▸ **Exercise**:
Repeat the records word for word, excluding any picture.

▸ **The records**:
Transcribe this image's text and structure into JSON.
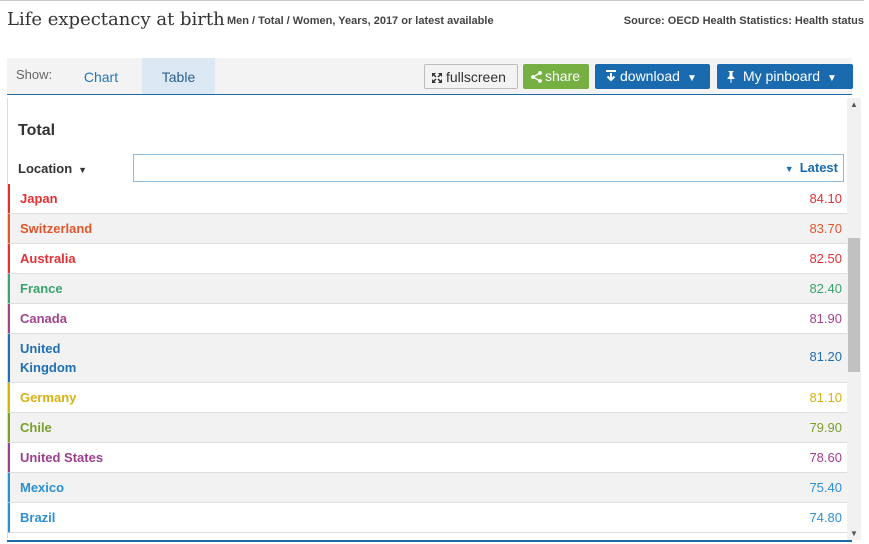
{
  "header": {
    "title": "Life expectancy at birth",
    "subtitle": "Men / Total / Women, Years, 2017 or latest available",
    "source": "Source: OECD Health Statistics: Health status"
  },
  "toolbar": {
    "show_label": "Show:",
    "tabs": [
      {
        "label": "Chart",
        "active": false
      },
      {
        "label": "Table",
        "active": true
      }
    ],
    "fullscreen_label": "fullscreen",
    "share_label": "share",
    "download_label": "download",
    "pinboard_label": "My pinboard"
  },
  "table": {
    "title": "Total",
    "location_header": "Location",
    "latest_header": "Latest",
    "rows": [
      {
        "location": "Japan",
        "value": "84.10",
        "color": "#e03131"
      },
      {
        "location": "Switzerland",
        "value": "83.70",
        "color": "#e0562a"
      },
      {
        "location": "Australia",
        "value": "82.50",
        "color": "#e03137"
      },
      {
        "location": "France",
        "value": "82.40",
        "color": "#3ba36b"
      },
      {
        "location": "Canada",
        "value": "81.90",
        "color": "#a2448b"
      },
      {
        "location": "United Kingdom",
        "value": "81.20",
        "color": "#1f6fb5"
      },
      {
        "location": "Germany",
        "value": "81.10",
        "color": "#d4b20f"
      },
      {
        "location": "Chile",
        "value": "79.90",
        "color": "#7aa02c"
      },
      {
        "location": "United States",
        "value": "78.60",
        "color": "#9d3f8d"
      },
      {
        "location": "Mexico",
        "value": "75.40",
        "color": "#2c8fd6"
      },
      {
        "location": "Brazil",
        "value": "74.80",
        "color": "#2c8fd6"
      }
    ]
  }
}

▸ **Solution for this task**:
Transcribe this image's text and structure into JSON.
{
  "header": {
    "title": "Life expectancy at birth",
    "subtitle": "Men / Total / Women, Years, 2017 or latest available",
    "source": "Source: OECD Health Statistics: Health status"
  },
  "toolbar": {
    "show_label": "Show:",
    "tabs": [
      {
        "label": "Chart",
        "active": false
      },
      {
        "label": "Table",
        "active": true
      }
    ],
    "fullscreen_label": "fullscreen",
    "share_label": "share",
    "download_label": "download",
    "pinboard_label": "My pinboard"
  },
  "table": {
    "title": "Total",
    "location_header": "Location",
    "latest_header": "Latest",
    "rows": [
      {
        "location": "Japan",
        "value": "84.10",
        "color": "#e03131"
      },
      {
        "location": "Switzerland",
        "value": "83.70",
        "color": "#e0562a"
      },
      {
        "location": "Australia",
        "value": "82.50",
        "color": "#e03137"
      },
      {
        "location": "France",
        "value": "82.40",
        "color": "#3ba36b"
      },
      {
        "location": "Canada",
        "value": "81.90",
        "color": "#a2448b"
      },
      {
        "location": "United Kingdom",
        "value": "81.20",
        "color": "#1f6fb5"
      },
      {
        "location": "Germany",
        "value": "81.10",
        "color": "#d4b20f"
      },
      {
        "location": "Chile",
        "value": "79.90",
        "color": "#7aa02c"
      },
      {
        "location": "United States",
        "value": "78.60",
        "color": "#9d3f8d"
      },
      {
        "location": "Mexico",
        "value": "75.40",
        "color": "#2c8fd6"
      },
      {
        "location": "Brazil",
        "value": "74.80",
        "color": "#2c8fd6"
      }
    ]
  }
}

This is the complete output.